» Your goal
Find every line of the listing below where "title" appears, and copy it.

» Dataset
◆ ◆ ◆ ◆

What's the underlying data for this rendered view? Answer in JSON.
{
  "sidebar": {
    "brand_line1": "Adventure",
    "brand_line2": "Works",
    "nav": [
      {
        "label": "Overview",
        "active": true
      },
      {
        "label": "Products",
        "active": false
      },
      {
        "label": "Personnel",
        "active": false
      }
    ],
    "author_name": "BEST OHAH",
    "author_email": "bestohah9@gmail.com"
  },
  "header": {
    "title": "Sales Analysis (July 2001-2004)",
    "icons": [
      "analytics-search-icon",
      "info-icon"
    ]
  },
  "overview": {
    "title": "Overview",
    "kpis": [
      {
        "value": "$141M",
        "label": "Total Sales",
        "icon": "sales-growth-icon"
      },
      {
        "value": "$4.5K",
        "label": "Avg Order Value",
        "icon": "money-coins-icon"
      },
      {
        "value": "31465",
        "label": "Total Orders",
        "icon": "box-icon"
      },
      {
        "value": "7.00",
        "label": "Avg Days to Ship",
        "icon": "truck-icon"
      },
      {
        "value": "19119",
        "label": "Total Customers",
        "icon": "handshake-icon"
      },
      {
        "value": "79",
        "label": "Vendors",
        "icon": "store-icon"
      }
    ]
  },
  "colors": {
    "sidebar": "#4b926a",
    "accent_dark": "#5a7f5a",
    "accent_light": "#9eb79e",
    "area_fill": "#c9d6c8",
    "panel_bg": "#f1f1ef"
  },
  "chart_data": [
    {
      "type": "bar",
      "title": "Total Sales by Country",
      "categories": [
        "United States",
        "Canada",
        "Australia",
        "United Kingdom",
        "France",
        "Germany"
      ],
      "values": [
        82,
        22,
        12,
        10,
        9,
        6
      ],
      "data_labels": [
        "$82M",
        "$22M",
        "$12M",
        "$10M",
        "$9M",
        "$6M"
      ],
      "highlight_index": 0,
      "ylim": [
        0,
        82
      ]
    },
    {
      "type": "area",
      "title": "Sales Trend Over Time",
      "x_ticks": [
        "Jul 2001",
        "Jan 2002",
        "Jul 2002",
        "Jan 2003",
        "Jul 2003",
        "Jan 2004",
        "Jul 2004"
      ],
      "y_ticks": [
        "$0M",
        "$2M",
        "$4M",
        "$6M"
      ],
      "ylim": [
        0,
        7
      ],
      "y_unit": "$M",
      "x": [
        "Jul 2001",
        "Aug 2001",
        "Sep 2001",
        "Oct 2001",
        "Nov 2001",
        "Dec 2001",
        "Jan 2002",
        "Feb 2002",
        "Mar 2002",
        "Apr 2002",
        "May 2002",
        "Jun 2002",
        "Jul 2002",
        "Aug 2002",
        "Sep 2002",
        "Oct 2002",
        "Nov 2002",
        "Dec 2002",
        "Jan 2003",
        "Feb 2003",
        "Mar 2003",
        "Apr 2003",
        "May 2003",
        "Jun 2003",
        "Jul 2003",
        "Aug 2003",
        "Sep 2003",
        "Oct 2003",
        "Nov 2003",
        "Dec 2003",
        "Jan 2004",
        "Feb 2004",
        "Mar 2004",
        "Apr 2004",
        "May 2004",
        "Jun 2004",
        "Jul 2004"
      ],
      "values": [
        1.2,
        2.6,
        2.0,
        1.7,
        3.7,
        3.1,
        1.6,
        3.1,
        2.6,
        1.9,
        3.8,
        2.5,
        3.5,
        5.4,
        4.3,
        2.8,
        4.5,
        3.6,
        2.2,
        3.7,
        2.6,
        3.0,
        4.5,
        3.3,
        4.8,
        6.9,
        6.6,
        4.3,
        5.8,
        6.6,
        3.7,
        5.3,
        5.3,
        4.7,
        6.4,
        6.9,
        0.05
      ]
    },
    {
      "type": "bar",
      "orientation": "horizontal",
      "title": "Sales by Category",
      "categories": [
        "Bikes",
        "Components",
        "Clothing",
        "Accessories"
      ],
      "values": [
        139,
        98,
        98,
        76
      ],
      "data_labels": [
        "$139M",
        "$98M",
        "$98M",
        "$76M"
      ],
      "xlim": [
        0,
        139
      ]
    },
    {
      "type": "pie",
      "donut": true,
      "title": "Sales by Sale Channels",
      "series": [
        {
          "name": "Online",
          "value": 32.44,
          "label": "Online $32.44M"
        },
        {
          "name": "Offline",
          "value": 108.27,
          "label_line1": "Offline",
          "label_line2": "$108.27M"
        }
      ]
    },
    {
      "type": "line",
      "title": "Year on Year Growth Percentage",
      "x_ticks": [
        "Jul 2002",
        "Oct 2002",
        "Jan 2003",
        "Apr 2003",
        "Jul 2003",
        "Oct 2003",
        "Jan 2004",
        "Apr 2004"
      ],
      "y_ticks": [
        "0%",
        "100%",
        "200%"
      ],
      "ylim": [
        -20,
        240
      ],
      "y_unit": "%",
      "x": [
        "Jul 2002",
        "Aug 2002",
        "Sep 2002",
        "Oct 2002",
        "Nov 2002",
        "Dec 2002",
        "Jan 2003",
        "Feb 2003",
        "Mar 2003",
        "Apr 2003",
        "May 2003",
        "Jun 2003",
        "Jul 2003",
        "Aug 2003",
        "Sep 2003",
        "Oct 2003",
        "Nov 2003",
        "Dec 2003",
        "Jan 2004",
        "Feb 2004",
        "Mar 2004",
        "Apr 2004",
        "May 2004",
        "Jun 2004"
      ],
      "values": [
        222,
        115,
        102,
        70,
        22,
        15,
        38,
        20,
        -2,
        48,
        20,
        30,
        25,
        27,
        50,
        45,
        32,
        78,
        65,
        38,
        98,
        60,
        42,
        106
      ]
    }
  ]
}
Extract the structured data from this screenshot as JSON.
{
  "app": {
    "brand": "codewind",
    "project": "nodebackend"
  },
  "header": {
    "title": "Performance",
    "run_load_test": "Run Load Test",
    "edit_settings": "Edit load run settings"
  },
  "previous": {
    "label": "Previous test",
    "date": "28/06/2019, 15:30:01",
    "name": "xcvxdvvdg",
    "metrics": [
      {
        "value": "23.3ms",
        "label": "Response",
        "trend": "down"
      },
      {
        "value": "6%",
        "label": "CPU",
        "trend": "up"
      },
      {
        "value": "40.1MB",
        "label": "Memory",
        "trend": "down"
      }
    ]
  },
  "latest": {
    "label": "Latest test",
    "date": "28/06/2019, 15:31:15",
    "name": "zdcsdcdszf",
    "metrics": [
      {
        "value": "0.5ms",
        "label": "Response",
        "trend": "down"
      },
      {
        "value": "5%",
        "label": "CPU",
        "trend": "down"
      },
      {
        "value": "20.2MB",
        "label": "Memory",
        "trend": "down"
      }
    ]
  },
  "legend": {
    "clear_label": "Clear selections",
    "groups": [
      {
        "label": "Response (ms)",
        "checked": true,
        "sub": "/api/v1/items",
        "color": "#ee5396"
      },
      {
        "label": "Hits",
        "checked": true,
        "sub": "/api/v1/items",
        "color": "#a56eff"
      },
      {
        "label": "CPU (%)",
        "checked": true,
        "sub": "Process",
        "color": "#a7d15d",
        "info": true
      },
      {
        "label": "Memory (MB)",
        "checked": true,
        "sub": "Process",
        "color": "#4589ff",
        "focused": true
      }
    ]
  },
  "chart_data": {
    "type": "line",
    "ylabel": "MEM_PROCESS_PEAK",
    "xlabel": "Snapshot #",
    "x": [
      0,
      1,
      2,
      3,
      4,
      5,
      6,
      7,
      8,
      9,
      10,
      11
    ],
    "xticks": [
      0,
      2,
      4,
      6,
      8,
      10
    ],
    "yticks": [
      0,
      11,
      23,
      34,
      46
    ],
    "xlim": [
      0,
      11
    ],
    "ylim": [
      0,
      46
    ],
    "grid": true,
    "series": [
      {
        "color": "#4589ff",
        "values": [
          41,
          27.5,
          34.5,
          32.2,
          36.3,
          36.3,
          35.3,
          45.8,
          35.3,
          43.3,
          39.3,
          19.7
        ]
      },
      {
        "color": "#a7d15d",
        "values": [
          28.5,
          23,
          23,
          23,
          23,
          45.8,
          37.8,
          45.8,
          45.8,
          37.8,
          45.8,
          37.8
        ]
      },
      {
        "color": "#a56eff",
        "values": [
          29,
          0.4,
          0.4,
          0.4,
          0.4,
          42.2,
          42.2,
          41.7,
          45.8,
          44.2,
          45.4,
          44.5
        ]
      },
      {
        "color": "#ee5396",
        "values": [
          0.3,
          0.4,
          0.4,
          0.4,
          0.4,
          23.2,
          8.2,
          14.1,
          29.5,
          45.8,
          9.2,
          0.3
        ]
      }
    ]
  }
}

◆ ◆ ◆ ◆

» Written answer
    "title": "Sales Analysis (July 2001-2004)",
    "title": "Overview",
      "title": "Total Sales by Country",
      "title": "Sales Trend Over Time",
      "title": "Sales by Category",
      "title": "Sales by Sale Channels",
      "title": "Year on Year Growth Percentage",
    "title": "Performance",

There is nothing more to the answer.